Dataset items
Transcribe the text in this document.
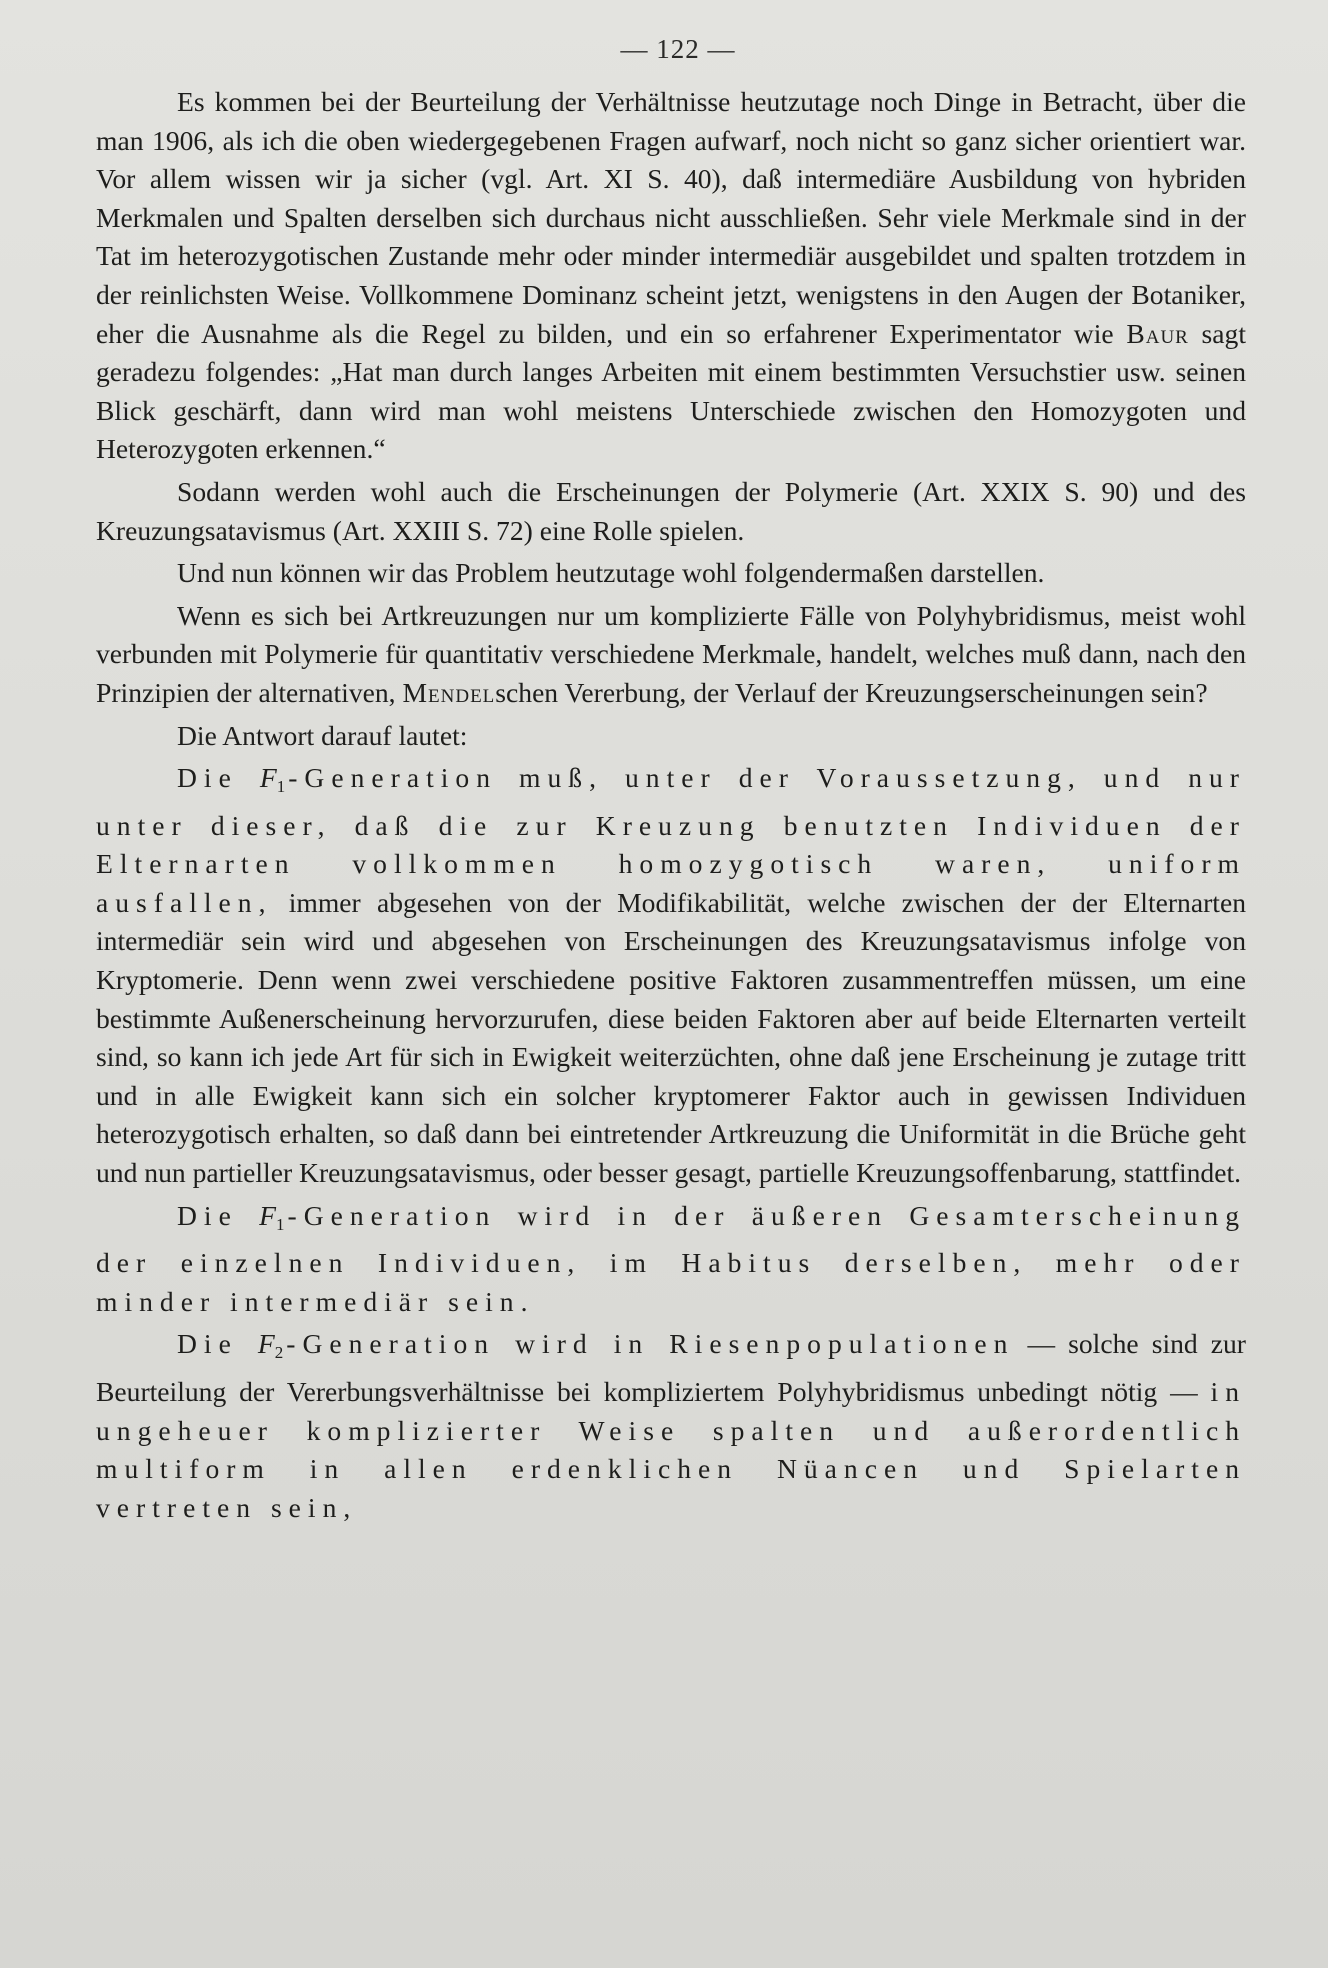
— 122 —

Es kommen bei der Beurteilung der Verhältnisse heutzutage noch Dinge in Betracht, über die man 1906, als ich die oben wiedergegebenen Fragen aufwarf, noch nicht so ganz sicher orientiert war. Vor allem wissen wir ja sicher (vgl. Art. XI S. 40), daß intermediäre Ausbildung von hybriden Merkmalen und Spalten derselben sich durchaus nicht ausschließen. Sehr viele Merkmale sind in der Tat im heterozygotischen Zustande mehr oder minder intermediär ausgebildet und spalten trotzdem in der reinlichsten Weise. Vollkommene Dominanz scheint jetzt, wenigstens in den Augen der Botaniker, eher die Ausnahme als die Regel zu bilden, und ein so erfahrener Experimentator wie Baur sagt geradezu folgendes: „Hat man durch langes Arbeiten mit einem bestimmten Versuchstier usw. seinen Blick geschärft, dann wird man wohl meistens Unterschiede zwischen den Homozygoten und Heterozygoten erkennen.“

Sodann werden wohl auch die Erscheinungen der Polymerie (Art. XXIX S. 90) und des Kreuzungsatavismus (Art. XXIII S. 72) eine Rolle spielen.

Und nun können wir das Problem heutzutage wohl folgendermaßen darstellen.

Wenn es sich bei Artkreuzungen nur um komplizierte Fälle von Polyhybridismus, meist wohl verbunden mit Polymerie für quantitativ verschiedene Merkmale, handelt, welches muß dann, nach den Prinzipien der alternativen, Mendelschen Vererbung, der Verlauf der Kreuzungserscheinungen sein?

Die Antwort darauf lautet:

Die $F_1$-Generation muß, unter der Voraussetzung, und nur unter dieser, daß die zur Kreuzung benutzten Individuen der Elternarten vollkommen homozygotisch waren, uniform ausfallen, immer abgesehen von der Modifikabilität, welche zwischen der der Elternarten intermediär sein wird und abgesehen von Erscheinungen des Kreuzungsatavismus infolge von Kryptomerie. Denn wenn zwei verschiedene positive Faktoren zusammentreffen müssen, um eine bestimmte Außenerscheinung hervorzurufen, diese beiden Faktoren aber auf beide Elternarten verteilt sind, so kann ich jede Art für sich in Ewigkeit weiterzüchten, ohne daß jene Erscheinung je zutage tritt und in alle Ewigkeit kann sich ein solcher kryptomerer Faktor auch in gewissen Individuen heterozygotisch erhalten, so daß dann bei eintretender Artkreuzung die Uniformität in die Brüche geht und nun partieller Kreuzungsatavismus, oder besser gesagt, partielle Kreuzungsoffenbarung, stattfindet.

Die $F_1$-Generation wird in der äußeren Gesamterscheinung der einzelnen Individuen, im Habitus derselben, mehr oder minder intermediär sein.

Die $F_2$-Generation wird in Riesenpopulationen — solche sind zur Beurteilung der Vererbungsverhältnisse bei kompliziertem Polyhybridismus unbedingt nötig — in ungeheuer komplizierter Weise spalten und außerordentlich multiform in allen erdenklichen Nüancen und Spielarten vertreten sein,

• _DIRECTIONS FOR THIS TASK_: Write out all the entries again, word for word, and print no images.

• _RESPONSE_:
Transcribe the text in this document.
— 122 —

Es kommen bei der Beurteilung der Verhältnisse heutzutage noch Dinge in Betracht, über die man 1906, als ich die oben wiedergegebenen Fragen aufwarf, noch nicht so ganz sicher orientiert war. Vor allem wissen wir ja sicher (vgl. Art. XI S. 40), daß intermediäre Ausbildung von hybriden Merkmalen und Spalten derselben sich durchaus nicht ausschließen. Sehr viele Merkmale sind in der Tat im heterozygotischen Zustande mehr oder minder intermediär ausgebildet und spalten trotzdem in der reinlichsten Weise. Vollkommene Dominanz scheint jetzt, wenigstens in den Augen der Botaniker, eher die Ausnahme als die Regel zu bilden, und ein so erfahrener Experimentator wie Baur sagt geradezu folgendes: „Hat man durch langes Arbeiten mit einem bestimmten Versuchstier usw. seinen Blick geschärft, dann wird man wohl meistens Unterschiede zwischen den Homozygoten und Heterozygoten erkennen.“

Sodann werden wohl auch die Erscheinungen der Polymerie (Art. XXIX S. 90) und des Kreuzungsatavismus (Art. XXIII S. 72) eine Rolle spielen.

Und nun können wir das Problem heutzutage wohl folgendermaßen darstellen.

Wenn es sich bei Artkreuzungen nur um komplizierte Fälle von Polyhybridismus, meist wohl verbunden mit Polymerie für quantitativ verschiedene Merkmale, handelt, welches muß dann, nach den Prinzipien der alternativen, Mendelschen Vererbung, der Verlauf der Kreuzungserscheinungen sein?

Die Antwort darauf lautet:

Die $F_1$-Generation muß, unter der Voraussetzung, und nur unter dieser, daß die zur Kreuzung benutzten Individuen der Elternarten vollkommen homozygotisch waren, uniform ausfallen, immer abgesehen von der Modifikabilität, welche zwischen der der Elternarten intermediär sein wird und abgesehen von Erscheinungen des Kreuzungsatavismus infolge von Kryptomerie. Denn wenn zwei verschiedene positive Faktoren zusammentreffen müssen, um eine bestimmte Außenerscheinung hervorzurufen, diese beiden Faktoren aber auf beide Elternarten verteilt sind, so kann ich jede Art für sich in Ewigkeit weiterzüchten, ohne daß jene Erscheinung je zutage tritt und in alle Ewigkeit kann sich ein solcher kryptomerer Faktor auch in gewissen Individuen heterozygotisch erhalten, so daß dann bei eintretender Artkreuzung die Uniformität in die Brüche geht und nun partieller Kreuzungsatavismus, oder besser gesagt, partielle Kreuzungsoffenbarung, stattfindet.

Die $F_1$-Generation wird in der äußeren Gesamterscheinung der einzelnen Individuen, im Habitus derselben, mehr oder minder intermediär sein.

Die $F_2$-Generation wird in Riesenpopulationen — solche sind zur Beurteilung der Vererbungsverhältnisse bei kompliziertem Polyhybridismus unbedingt nötig — in ungeheuer komplizierter Weise spalten und außerordentlich multiform in allen erdenklichen Nüancen und Spielarten vertreten sein,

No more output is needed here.